## [EXERCISE BRIEF]
From the listing below, pull out every line where the string "młodzieży" appears.

## [INPUT DATA]
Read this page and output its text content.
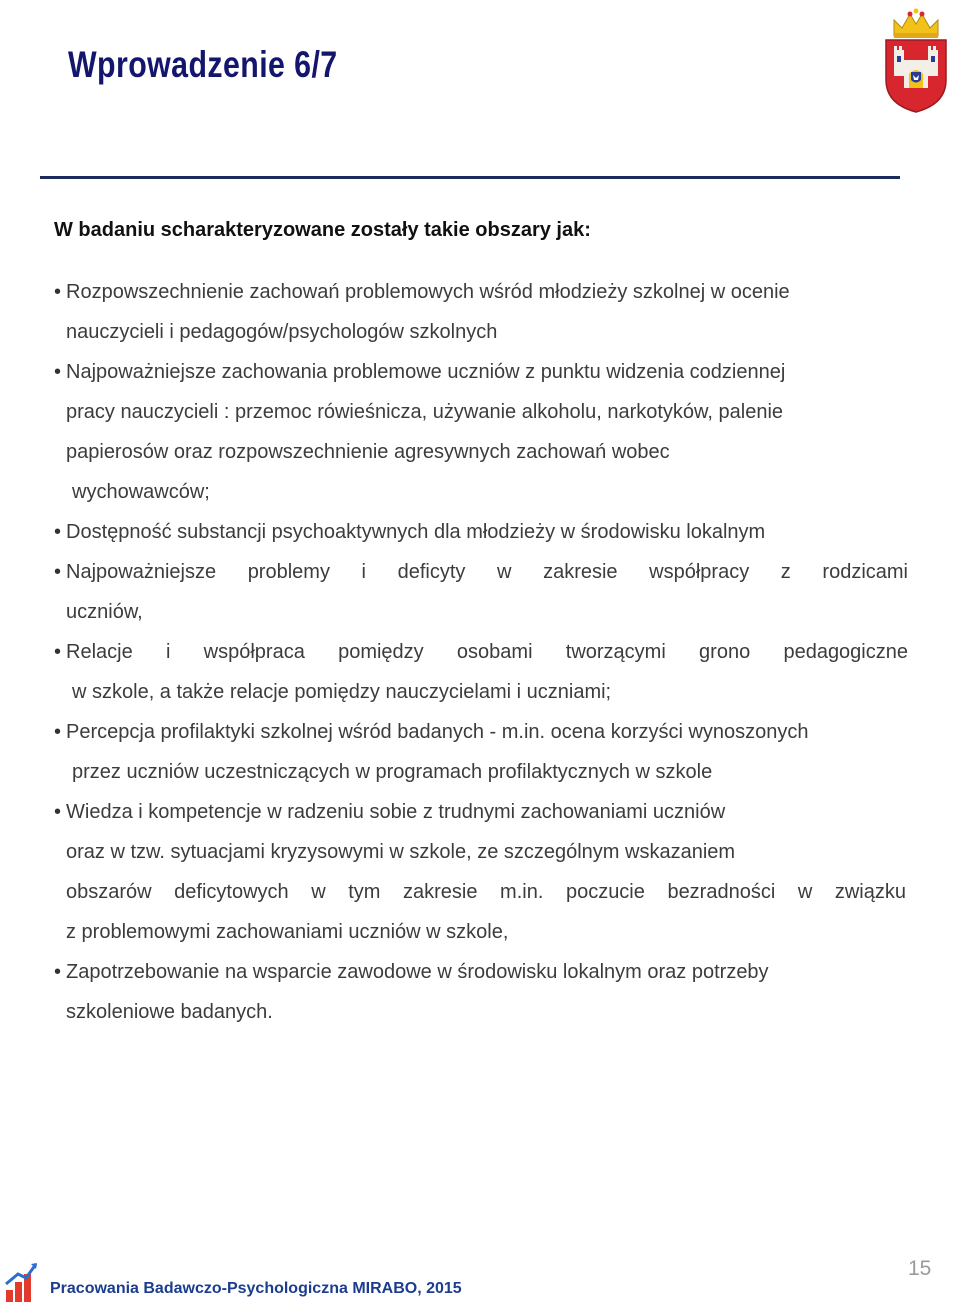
Wprowadzenie 6/7
W badaniu scharakteryzowane zostały takie obszary jak:
• Rozpowszechnienie zachowań problemowych wśród młodzieży szkolnej w ocenie
nauczycieli i pedagogów/psychologów szkolnych
• Najpoważniejsze zachowania problemowe uczniów z punktu widzenia codziennej
pracy nauczycieli : przemoc rówieśnicza, używanie alkoholu, narkotyków, palenie
papierosów oraz rozpowszechnienie agresywnych zachowań wobec
wychowawców;
• Dostępność substancji psychoaktywnych dla młodzieży w środowisku lokalnym
• Najpoważniejsze problemy i deficyty w zakresie współpracy z rodzicami
uczniów,
• Relacje i współpraca pomiędzy osobami tworzącymi grono pedagogiczne
w szkole, a także relacje pomiędzy nauczycielami i uczniami;
• Percepcja profilaktyki szkolnej wśród badanych - m.in. ocena korzyści wynoszonych
przez uczniów uczestniczących w programach profilaktycznych w szkole
• Wiedza i kompetencje w radzeniu sobie z trudnymi zachowaniami uczniów
oraz w tzw. sytuacjami kryzysowymi w szkole, ze szczególnym wskazaniem
obszarów deficytowych w tym zakresie m.in. poczucie bezradności w związku
z problemowymi zachowaniami uczniów w szkole,
• Zapotrzebowanie na wsparcie zawodowe w środowisku lokalnym oraz potrzeby
szkoleniowe badanych.
Pracowania Badawczo-Psychologiczna MIRABO, 2015
15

## [SOLUTION FOR THIS EXERCISE]
• Rozpowszechnienie zachowań problemowych wśród młodzieży szkolnej w ocenie
• Dostępność substancji psychoaktywnych dla młodzieży w środowisku lokalnym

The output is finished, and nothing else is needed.